- **RECORDS FOR THE EXERCISE**:
----------------
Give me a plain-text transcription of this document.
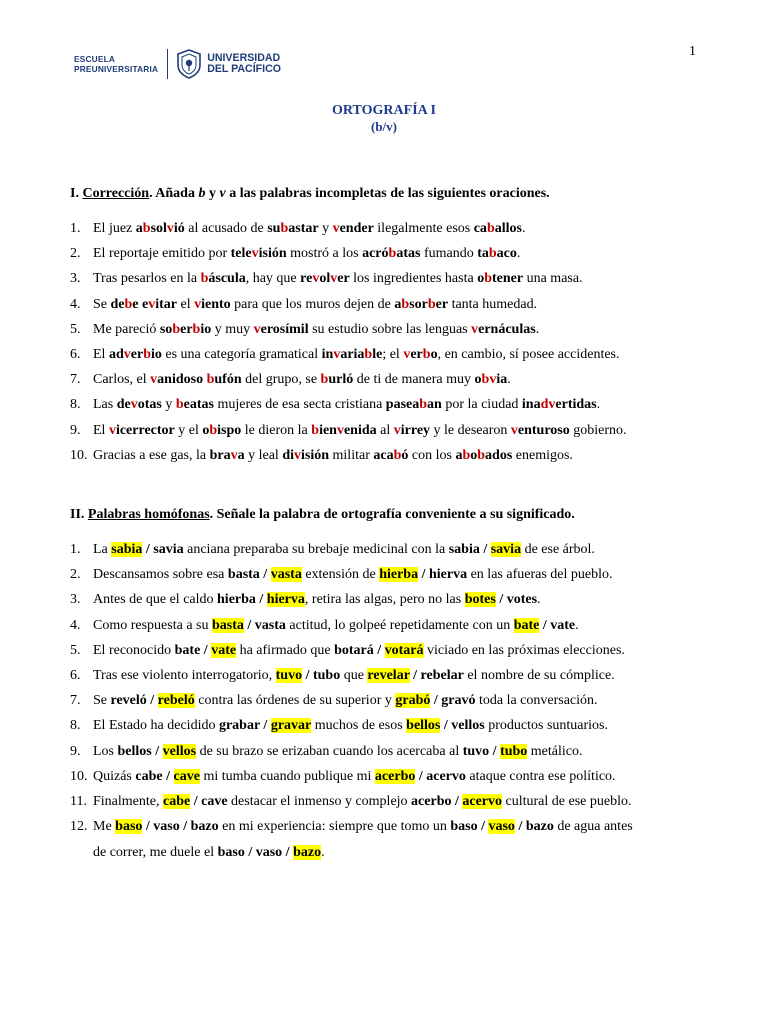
1
ESCUELA
PREUNIVERSITARIA
UNIVERSIDAD
DEL PACÍFICO
ORTOGRAFÍA I
(b/v)
I. Corrección. Añada b y v a las palabras incompletas de las siguientes oraciones.
1. El juez absolvió al acusado de subastar y vender ilegalmente esos caballos.
2. El reportaje emitido por televisión mostró a los acróbatas fumando tabaco.
3. Tras pesarlos en la báscula, hay que revolver los ingredientes hasta obtener una masa.
4. Se debe evitar el viento para que los muros dejen de absorber tanta humedad.
5. Me pareció soberbio y muy verosímil su estudio sobre las lenguas vernáculas.
6. El adverbio es una categoría gramatical invariable; el verbo, en cambio, sí posee accidentes.
7. Carlos, el vanidoso bufón del grupo, se burló de ti de manera muy obvia.
8. Las devotas y beatas mujeres de esa secta cristiana paseaban por la ciudad inadvertidas.
9. El vicerrector y el obispo le dieron la bienvenida al virrey y le desearon venturoso gobierno.
10. Gracias a ese gas, la brava y leal división militar acabó con los abobados enemigos.
II. Palabras homófonas. Señale la palabra de ortografía conveniente a su significado.
1. La sabia / savia anciana preparaba su brebaje medicinal con la sabia / savia de ese árbol.
2. Descansamos sobre esa basta / vasta extensión de hierba / hierva en las afueras del pueblo.
3. Antes de que el caldo hierba / hierva, retira las algas, pero no las botes / votes.
4. Como respuesta a su basta / vasta actitud, lo golpeé repetidamente con un bate / vate.
5. El reconocido bate / vate ha afirmado que botará / votará viciado en las próximas elecciones.
6. Tras ese violento interrogatorio, tuvo / tubo que revelar / rebelar el nombre de su cómplice.
7. Se reveló / rebeló contra las órdenes de su superior y grabó / gravó toda la conversación.
8. El Estado ha decidido grabar / gravar muchos de esos bellos / vellos productos suntuarios.
9. Los bellos / vellos de su brazo se erizaban cuando los acercaba al tuvo / tubo metálico.
10. Quizás cabe / cave mi tumba cuando publique mi acerbo / acervo ataque contra ese político.
11. Finalmente, cabe / cave destacar el inmenso y complejo acerbo / acervo cultural de ese pueblo.
12. Me baso / vaso / bazo en mi experiencia: siempre que tomo un baso / vaso / bazo de agua antes
de correr, me duele el baso / vaso / bazo.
----------------
- **REQUIRED WORK**:
Exclude the pictures. Write out the remaining data exactly.

- **THE COMPLETED TASK**:
Give me a plain-text transcription of this document.
1
ESCUELA
PREUNIVERSITARIA
UNIVERSIDAD
DEL PACÍFICO
ORTOGRAFÍA I
(b/v)
I. Corrección. Añada b y v a las palabras incompletas de las siguientes oraciones.
1. El juez absolvió al acusado de subastar y vender ilegalmente esos caballos.
2. El reportaje emitido por televisión mostró a los acróbatas fumando tabaco.
3. Tras pesarlos en la báscula, hay que revolver los ingredientes hasta obtener una masa.
4. Se debe evitar el viento para que los muros dejen de absorber tanta humedad.
5. Me pareció soberbio y muy verosímil su estudio sobre las lenguas vernáculas.
6. El adverbio es una categoría gramatical invariable; el verbo, en cambio, sí posee accidentes.
7. Carlos, el vanidoso bufón del grupo, se burló de ti de manera muy obvia.
8. Las devotas y beatas mujeres de esa secta cristiana paseaban por la ciudad inadvertidas.
9. El vicerrector y el obispo le dieron la bienvenida al virrey y le desearon venturoso gobierno.
10. Gracias a ese gas, la brava y leal división militar acabó con los abobados enemigos.
II. Palabras homófonas. Señale la palabra de ortografía conveniente a su significado.
1. La sabia / savia anciana preparaba su brebaje medicinal con la sabia / savia de ese árbol.
2. Descansamos sobre esa basta / vasta extensión de hierba / hierva en las afueras del pueblo.
3. Antes de que el caldo hierba / hierva, retira las algas, pero no las botes / votes.
4. Como respuesta a su basta / vasta actitud, lo golpeé repetidamente con un bate / vate.
5. El reconocido bate / vate ha afirmado que botará / votará viciado en las próximas elecciones.
6. Tras ese violento interrogatorio, tuvo / tubo que revelar / rebelar el nombre de su cómplice.
7. Se reveló / rebeló contra las órdenes de su superior y grabó / gravó toda la conversación.
8. El Estado ha decidido grabar / gravar muchos de esos bellos / vellos productos suntuarios.
9. Los bellos / vellos de su brazo se erizaban cuando los acercaba al tuvo / tubo metálico.
10. Quizás cabe / cave mi tumba cuando publique mi acerbo / acervo ataque contra ese político.
11. Finalmente, cabe / cave destacar el inmenso y complejo acerbo / acervo cultural de ese pueblo.
12. Me baso / vaso / bazo en mi experiencia: siempre que tomo un baso / vaso / bazo de agua antes
de correr, me duele el baso / vaso / bazo.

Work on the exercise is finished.